Lines that include the word "color" are the ones to copy.

───── MATERIAL FOR THE TASK

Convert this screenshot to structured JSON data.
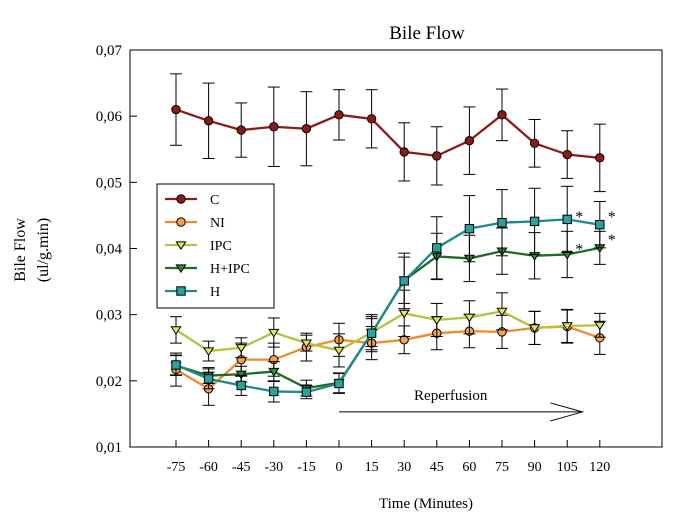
{
  "chart_data": {
    "type": "line",
    "title": "Bile Flow",
    "xlabel": "Time (Minutes)",
    "ylabel_line1": "Bile Flow",
    "ylabel_line2": "(ul/g.min)",
    "x": [
      -75,
      -60,
      -45,
      -30,
      -15,
      0,
      15,
      30,
      45,
      60,
      75,
      90,
      105,
      120
    ],
    "x_tick_labels": [
      "-75",
      "-60",
      "-45",
      "-30",
      "-15",
      "0",
      "15",
      "30",
      "45",
      "60",
      "75",
      "90",
      "105",
      "120"
    ],
    "ylim": [
      0.01,
      0.07
    ],
    "y_ticks": [
      0.01,
      0.02,
      0.03,
      0.04,
      0.05,
      0.06,
      0.07
    ],
    "y_tick_labels": [
      "0,01",
      "0,02",
      "0,03",
      "0,04",
      "0,05",
      "0,06",
      "0,07"
    ],
    "grid": false,
    "legend_position": "middle-left",
    "series": [
      {
        "name": "C",
        "marker": "circle",
        "color": "#8B1A1A",
        "fill": "#8B1A1A",
        "values": [
          0.061,
          0.0593,
          0.0579,
          0.0584,
          0.0581,
          0.0602,
          0.0596,
          0.0546,
          0.054,
          0.0563,
          0.0602,
          0.0559,
          0.0542,
          0.0537
        ],
        "errors": [
          0.0054,
          0.0057,
          0.0041,
          0.006,
          0.0056,
          0.0038,
          0.0044,
          0.0044,
          0.0044,
          0.0051,
          0.0039,
          0.0036,
          0.0036,
          0.0051
        ]
      },
      {
        "name": "NI",
        "marker": "circle",
        "color": "#F08A2C",
        "fill": "#F4A04F",
        "values": [
          0.0217,
          0.0188,
          0.0232,
          0.0232,
          0.0251,
          0.0262,
          0.0257,
          0.0262,
          0.0272,
          0.0275,
          0.0274,
          0.028,
          0.0282,
          0.0265
        ],
        "errors": [
          0.0025,
          0.0025,
          0.0025,
          0.0025,
          0.0021,
          0.0025,
          0.0025,
          0.0021,
          0.0025,
          0.0025,
          0.0025,
          0.0025,
          0.0025,
          0.0025
        ]
      },
      {
        "name": "IPC",
        "marker": "triangle-down",
        "color": "#B8C040",
        "fill": "#E0E45E",
        "values": [
          0.0277,
          0.0245,
          0.025,
          0.0273,
          0.0257,
          0.0246,
          0.0273,
          0.0302,
          0.0292,
          0.0296,
          0.0305,
          0.028,
          0.0283,
          0.0284
        ],
        "errors": [
          0.002,
          0.0015,
          0.0015,
          0.0022,
          0.0012,
          0.0025,
          0.0021,
          0.0035,
          0.0025,
          0.0025,
          0.0028,
          0.0025,
          0.0025,
          0.0018
        ]
      },
      {
        "name": "H+IPC",
        "marker": "triangle-down",
        "color": "#1E6B22",
        "fill": "#2E8B35",
        "values": [
          0.0223,
          0.0208,
          0.021,
          0.0214,
          0.0189,
          0.0197,
          0.0272,
          0.0352,
          0.0388,
          0.0385,
          0.0396,
          0.0389,
          0.0391,
          0.0401
        ],
        "errors": [
          0.0015,
          0.0012,
          0.0012,
          0.0015,
          0.0012,
          0.0015,
          0.0025,
          0.0035,
          0.0035,
          0.0035,
          0.0035,
          0.0035,
          0.0035,
          0.0025
        ]
      },
      {
        "name": "H",
        "marker": "square",
        "color": "#1E8A8A",
        "fill": "#2AA39E",
        "values": [
          0.0224,
          0.0203,
          0.0193,
          0.0184,
          0.0183,
          0.0196,
          0.0272,
          0.0351,
          0.0401,
          0.043,
          0.0439,
          0.0441,
          0.0444,
          0.0436
        ],
        "errors": [
          0.0015,
          0.0015,
          0.0015,
          0.0016,
          0.001,
          0.0015,
          0.0028,
          0.0042,
          0.0047,
          0.005,
          0.005,
          0.005,
          0.005,
          0.0035
        ]
      }
    ],
    "annotations": [
      {
        "text": "*",
        "x": 105,
        "y": 0.0446
      },
      {
        "text": "*",
        "x": 120,
        "y": 0.0446
      },
      {
        "text": "*",
        "x": 105,
        "y": 0.0397
      },
      {
        "text": "*",
        "x": 120,
        "y": 0.0411
      }
    ],
    "reperfusion": {
      "label": "Reperfusion",
      "x_start": 0,
      "x_end": 112,
      "y": 0.0153
    }
  }
}
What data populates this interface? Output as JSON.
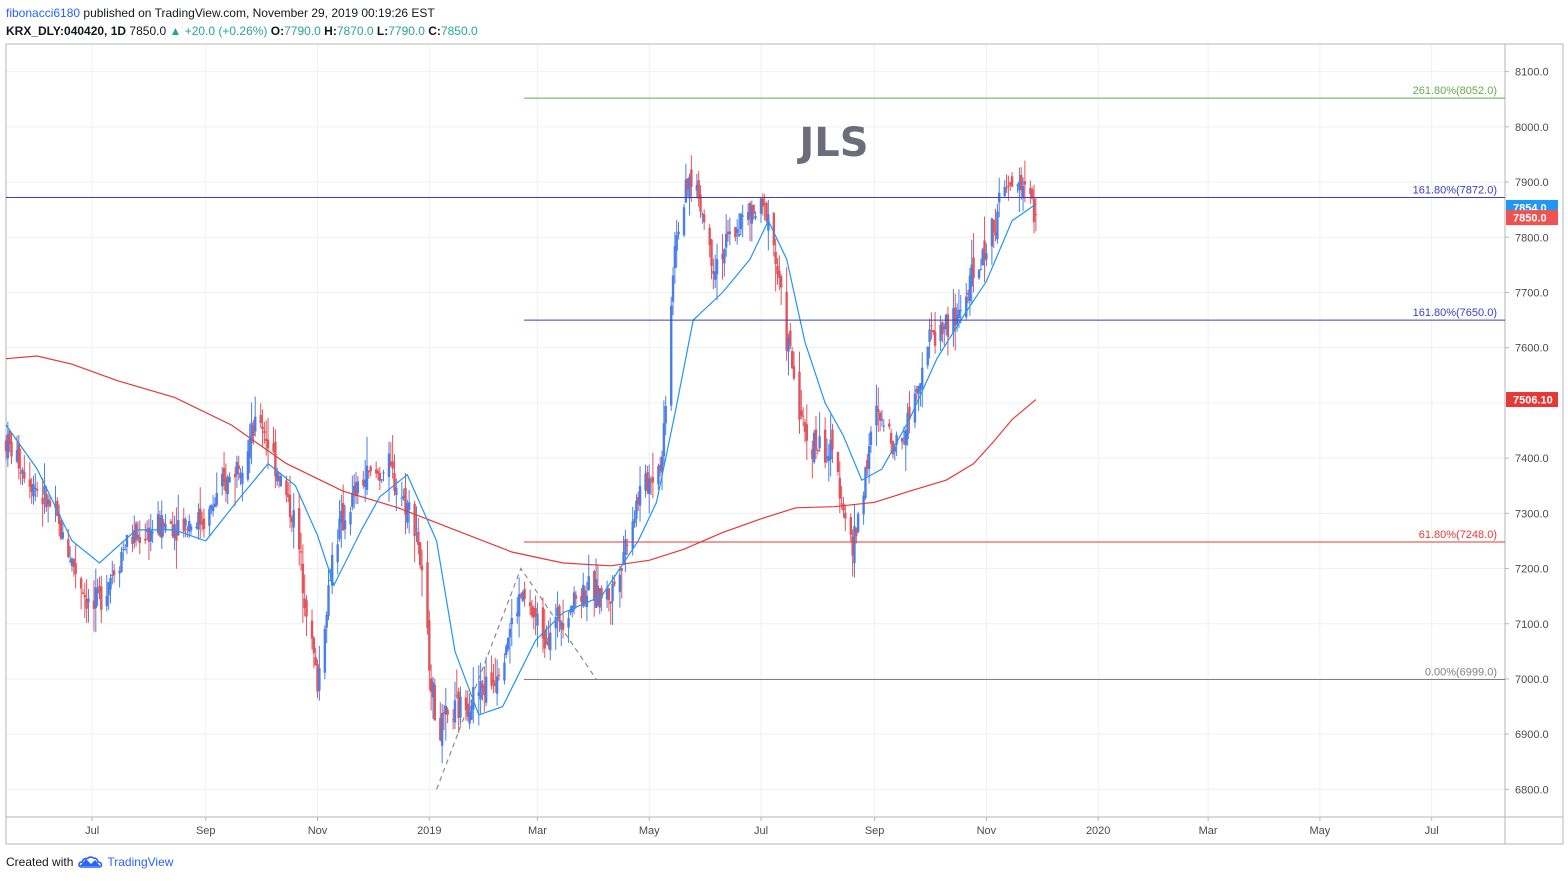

──────────

▸ CORRECT RESPONSE
        "color": "#8B1A1A",
        "color": "#F08A2C",
        "color": "#B8C040",
        "color": "#1E6B22",
        "color": "#1E8A8A",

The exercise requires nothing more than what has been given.